### THE EXERCISE
Set every record down verbatim and omit the pictures.

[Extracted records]
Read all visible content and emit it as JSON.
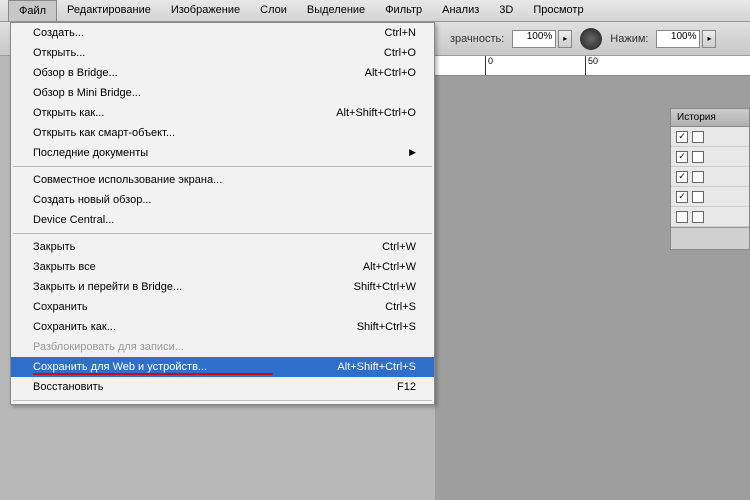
{
  "menubar": {
    "items": [
      "Файл",
      "Редактирование",
      "Изображение",
      "Слои",
      "Выделение",
      "Фильтр",
      "Анализ",
      "3D",
      "Просмотр"
    ],
    "active_index": 0
  },
  "toolbar": {
    "opacity_label": "зрачность:",
    "opacity_value": "100%",
    "pressure_label": "Нажим:",
    "pressure_value": "100%"
  },
  "ruler": {
    "ticks": [
      {
        "pos": 50,
        "label": "0"
      },
      {
        "pos": 150,
        "label": "50"
      }
    ]
  },
  "dropdown": {
    "items": [
      {
        "label": "Создать...",
        "shortcut": "Ctrl+N"
      },
      {
        "label": "Открыть...",
        "shortcut": "Ctrl+O"
      },
      {
        "label": "Обзор в Bridge...",
        "shortcut": "Alt+Ctrl+O"
      },
      {
        "label": "Обзор в Mini Bridge..."
      },
      {
        "label": "Открыть как...",
        "shortcut": "Alt+Shift+Ctrl+O"
      },
      {
        "label": "Открыть как смарт-объект..."
      },
      {
        "label": "Последние документы",
        "sub": true
      },
      {
        "sep": true
      },
      {
        "label": "Совместное использование экрана..."
      },
      {
        "label": "Создать новый обзор..."
      },
      {
        "label": "Device Central..."
      },
      {
        "sep": true
      },
      {
        "label": "Закрыть",
        "shortcut": "Ctrl+W"
      },
      {
        "label": "Закрыть все",
        "shortcut": "Alt+Ctrl+W"
      },
      {
        "label": "Закрыть и перейти в Bridge...",
        "shortcut": "Shift+Ctrl+W"
      },
      {
        "label": "Сохранить",
        "shortcut": "Ctrl+S"
      },
      {
        "label": "Сохранить как...",
        "shortcut": "Shift+Ctrl+S"
      },
      {
        "label": "Разблокировать для записи...",
        "disabled": true
      },
      {
        "label": "Сохранить для Web и устройств...",
        "shortcut": "Alt+Shift+Ctrl+S",
        "highlight": true
      },
      {
        "label": "Восстановить",
        "shortcut": "F12"
      },
      {
        "sep": true
      }
    ]
  },
  "panel": {
    "tab": "История",
    "rows": [
      {
        "checked": true
      },
      {
        "checked": true
      },
      {
        "checked": true
      },
      {
        "checked": true
      },
      {
        "checked": false
      }
    ]
  }
}
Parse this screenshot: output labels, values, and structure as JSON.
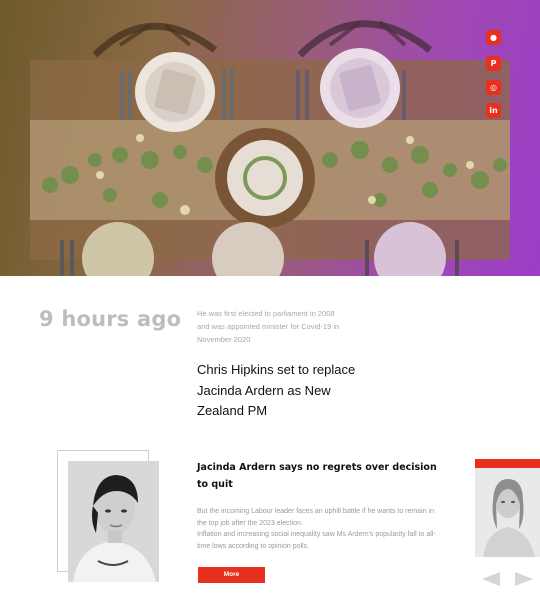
{
  "social": {
    "icons": [
      {
        "name": "spotify",
        "glyph": "●"
      },
      {
        "name": "pinterest",
        "glyph": "P"
      },
      {
        "name": "dribbble",
        "glyph": "◎"
      },
      {
        "name": "linkedin",
        "glyph": "in"
      }
    ],
    "accent_color": "#e8301f"
  },
  "feature": {
    "time_ago": "9 hours ago",
    "note": "He was first elected to parliament in 2008 and was appointed minister for Covid-19 in November 2020",
    "headline": "Chris Hipkins set to replace Jacinda Ardern as New Zealand PM"
  },
  "story": {
    "title": "Jacinda Ardern says no regrets over decision to quit",
    "body_1": "But the incoming Labour leader faces an uphill battle if he wants to remain in the top job after the 2023 election.",
    "body_2": "Inflation and increasing social inequality saw Ms Ardern's popularity fall to all-time lows according to opinion polls.",
    "more_label": "More"
  },
  "nav": {
    "prev_icon": "arrow-left-icon",
    "next_icon": "arrow-right-icon"
  }
}
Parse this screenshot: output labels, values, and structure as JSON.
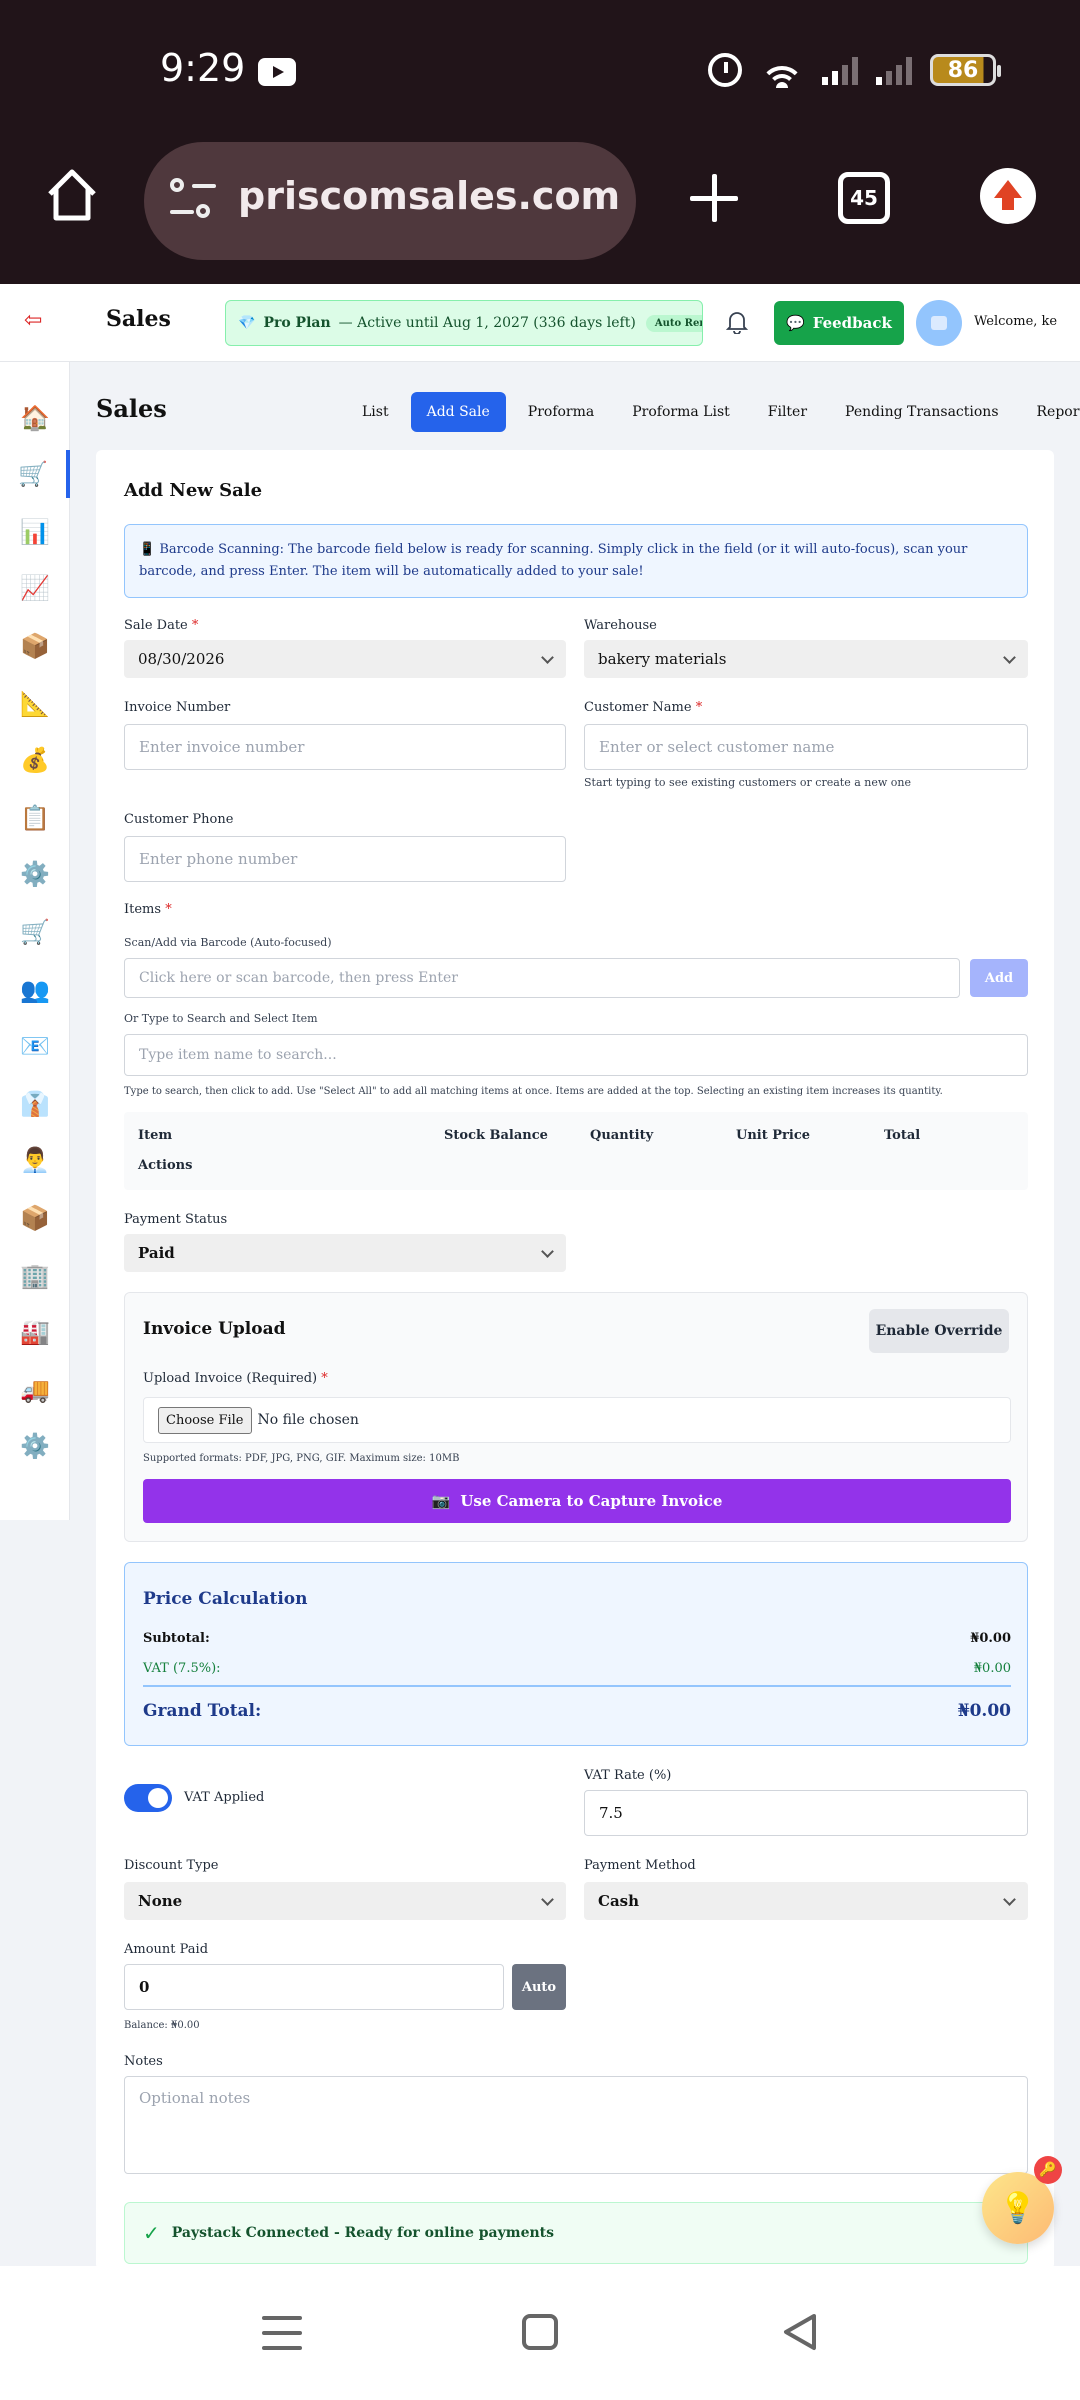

### TASK SOLUTION
Read all visible content and emit it as JSON.
{
  "menubar": {
    "items": [
      "Файл",
      "Редактирование",
      "Изображение",
      "Слои",
      "Выделение",
      "Фильтр",
      "Анализ",
      "3D",
      "Просмотр"
    ],
    "active_index": 0
  },
  "toolbar": {
    "opacity_label": "зрачность:",
    "opacity_value": "100%",
    "pressure_label": "Нажим:",
    "pressure_value": "100%"
  },
  "ruler": {
    "ticks": [
      {
        "pos": 50,
        "label": "0"
      },
      {
        "pos": 150,
        "label": "50"
      }
    ]
  },
  "dropdown": {
    "items": [
      {
        "label": "Создать...",
        "shortcut": "Ctrl+N"
      },
      {
        "label": "Открыть...",
        "shortcut": "Ctrl+O"
      },
      {
        "label": "Обзор в Bridge...",
        "shortcut": "Alt+Ctrl+O"
      },
      {
        "label": "Обзор в Mini Bridge..."
      },
      {
        "label": "Открыть как...",
        "shortcut": "Alt+Shift+Ctrl+O"
      },
      {
        "label": "Открыть как смарт-объект..."
      },
      {
        "label": "Последние документы",
        "sub": true
      },
      {
        "sep": true
      },
      {
        "label": "Совместное использование экрана..."
      },
      {
        "label": "Создать новый обзор..."
      },
      {
        "label": "Device Central..."
      },
      {
        "sep": true
      },
      {
        "label": "Закрыть",
        "shortcut": "Ctrl+W"
      },
      {
        "label": "Закрыть все",
        "shortcut": "Alt+Ctrl+W"
      },
      {
        "label": "Закрыть и перейти в Bridge...",
        "shortcut": "Shift+Ctrl+W"
      },
      {
        "label": "Сохранить",
        "shortcut": "Ctrl+S"
      },
      {
        "label": "Сохранить как...",
        "shortcut": "Shift+Ctrl+S"
      },
      {
        "label": "Разблокировать для записи...",
        "disabled": true
      },
      {
        "label": "Сохранить для Web и устройств...",
        "shortcut": "Alt+Shift+Ctrl+S",
        "highlight": true
      },
      {
        "label": "Восстановить",
        "shortcut": "F12"
      },
      {
        "sep": true
      }
    ]
  },
  "panel": {
    "tab": "История",
    "rows": [
      {
        "checked": true
      },
      {
        "checked": true
      },
      {
        "checked": true
      },
      {
        "checked": true
      },
      {
        "checked": false
      }
    ]
  }
}
Parse this screenshot: output labels, values, and structure as JSON.
{
  "social": {
    "icons": [
      {
        "name": "spotify",
        "glyph": "●"
      },
      {
        "name": "pinterest",
        "glyph": "P"
      },
      {
        "name": "dribbble",
        "glyph": "◎"
      },
      {
        "name": "linkedin",
        "glyph": "in"
      }
    ],
    "accent_color": "#e8301f"
  },
  "feature": {
    "time_ago": "9 hours ago",
    "note": "He was first elected to parliament in 2008 and was appointed minister for Covid-19 in November 2020",
    "headline": "Chris Hipkins set to replace Jacinda Ardern as New Zealand PM"
  },
  "story": {
    "title": "Jacinda Ardern says no regrets over decision to quit",
    "body_1": "But the incoming Labour leader faces an uphill battle if he wants to remain in the top job after the 2023 election.",
    "body_2": "Inflation and increasing social inequality saw Ms Ardern's popularity fall to all-time lows according to opinion polls.",
    "more_label": "More"
  },
  "nav": {
    "prev_icon": "arrow-left-icon",
    "next_icon": "arrow-right-icon"
  }
}
Parse this screenshot: output labels, values, and structure as JSON.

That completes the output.